■ WORK TO BE COMPLETED
Each entry below is to be duplicated verbatim.
— START RECORD EXTRACTS —
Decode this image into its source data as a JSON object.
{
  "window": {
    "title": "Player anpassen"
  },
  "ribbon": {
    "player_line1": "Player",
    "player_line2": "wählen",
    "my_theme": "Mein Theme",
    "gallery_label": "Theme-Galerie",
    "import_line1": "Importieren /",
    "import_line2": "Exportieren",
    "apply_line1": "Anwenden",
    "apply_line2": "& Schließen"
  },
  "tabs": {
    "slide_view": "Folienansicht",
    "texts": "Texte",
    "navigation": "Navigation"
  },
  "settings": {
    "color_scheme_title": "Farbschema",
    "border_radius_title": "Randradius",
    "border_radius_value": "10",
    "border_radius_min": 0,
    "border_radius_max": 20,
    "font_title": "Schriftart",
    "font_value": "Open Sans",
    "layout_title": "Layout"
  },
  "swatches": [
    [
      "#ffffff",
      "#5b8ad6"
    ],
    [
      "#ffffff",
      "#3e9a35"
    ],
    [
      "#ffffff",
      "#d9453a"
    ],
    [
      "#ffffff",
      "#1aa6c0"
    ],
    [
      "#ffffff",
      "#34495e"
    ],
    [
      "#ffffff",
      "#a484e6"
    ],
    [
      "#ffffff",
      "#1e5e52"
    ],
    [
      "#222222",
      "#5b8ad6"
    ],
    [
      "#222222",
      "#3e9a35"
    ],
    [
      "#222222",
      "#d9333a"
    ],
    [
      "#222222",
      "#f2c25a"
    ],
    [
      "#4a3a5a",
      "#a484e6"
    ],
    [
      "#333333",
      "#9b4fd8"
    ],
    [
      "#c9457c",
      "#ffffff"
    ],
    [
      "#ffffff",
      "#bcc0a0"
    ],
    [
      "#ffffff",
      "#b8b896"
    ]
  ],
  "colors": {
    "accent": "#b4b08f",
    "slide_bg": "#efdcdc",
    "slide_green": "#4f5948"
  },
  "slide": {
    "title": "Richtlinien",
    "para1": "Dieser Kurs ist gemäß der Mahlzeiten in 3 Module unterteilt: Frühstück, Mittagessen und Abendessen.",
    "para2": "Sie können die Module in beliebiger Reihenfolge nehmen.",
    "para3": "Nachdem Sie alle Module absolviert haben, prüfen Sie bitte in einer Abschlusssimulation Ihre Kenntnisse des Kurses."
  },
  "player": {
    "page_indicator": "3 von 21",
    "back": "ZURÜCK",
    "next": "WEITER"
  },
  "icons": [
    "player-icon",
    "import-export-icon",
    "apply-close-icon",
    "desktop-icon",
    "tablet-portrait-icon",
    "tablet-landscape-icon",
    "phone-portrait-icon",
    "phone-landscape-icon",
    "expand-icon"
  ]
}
— END RECORD EXTRACTS —
■ RESULT OF THIS EXERCISE
Decode this image into its source data as a JSON object.
{
  "window": {
    "title": "Player anpassen"
  },
  "ribbon": {
    "player_line1": "Player",
    "player_line2": "wählen",
    "my_theme": "Mein Theme",
    "gallery_label": "Theme-Galerie",
    "import_line1": "Importieren /",
    "import_line2": "Exportieren",
    "apply_line1": "Anwenden",
    "apply_line2": "& Schließen"
  },
  "tabs": {
    "slide_view": "Folienansicht",
    "texts": "Texte",
    "navigation": "Navigation"
  },
  "settings": {
    "color_scheme_title": "Farbschema",
    "border_radius_title": "Randradius",
    "border_radius_value": "10",
    "border_radius_min": 0,
    "border_radius_max": 20,
    "font_title": "Schriftart",
    "font_value": "Open Sans",
    "layout_title": "Layout"
  },
  "swatches": [
    [
      "#ffffff",
      "#5b8ad6"
    ],
    [
      "#ffffff",
      "#3e9a35"
    ],
    [
      "#ffffff",
      "#d9453a"
    ],
    [
      "#ffffff",
      "#1aa6c0"
    ],
    [
      "#ffffff",
      "#34495e"
    ],
    [
      "#ffffff",
      "#a484e6"
    ],
    [
      "#ffffff",
      "#1e5e52"
    ],
    [
      "#222222",
      "#5b8ad6"
    ],
    [
      "#222222",
      "#3e9a35"
    ],
    [
      "#222222",
      "#d9333a"
    ],
    [
      "#222222",
      "#f2c25a"
    ],
    [
      "#4a3a5a",
      "#a484e6"
    ],
    [
      "#333333",
      "#9b4fd8"
    ],
    [
      "#c9457c",
      "#ffffff"
    ],
    [
      "#ffffff",
      "#bcc0a0"
    ],
    [
      "#ffffff",
      "#b8b896"
    ]
  ],
  "colors": {
    "accent": "#b4b08f",
    "slide_bg": "#efdcdc",
    "slide_green": "#4f5948"
  },
  "slide": {
    "title": "Richtlinien",
    "para1": "Dieser Kurs ist gemäß der Mahlzeiten in 3 Module unterteilt: Frühstück, Mittagessen und Abendessen.",
    "para2": "Sie können die Module in beliebiger Reihenfolge nehmen.",
    "para3": "Nachdem Sie alle Module absolviert haben, prüfen Sie bitte in einer Abschlusssimulation Ihre Kenntnisse des Kurses."
  },
  "player": {
    "page_indicator": "3 von 21",
    "back": "ZURÜCK",
    "next": "WEITER"
  },
  "icons": [
    "player-icon",
    "import-export-icon",
    "apply-close-icon",
    "desktop-icon",
    "tablet-portrait-icon",
    "tablet-landscape-icon",
    "phone-portrait-icon",
    "phone-landscape-icon",
    "expand-icon"
  ]
}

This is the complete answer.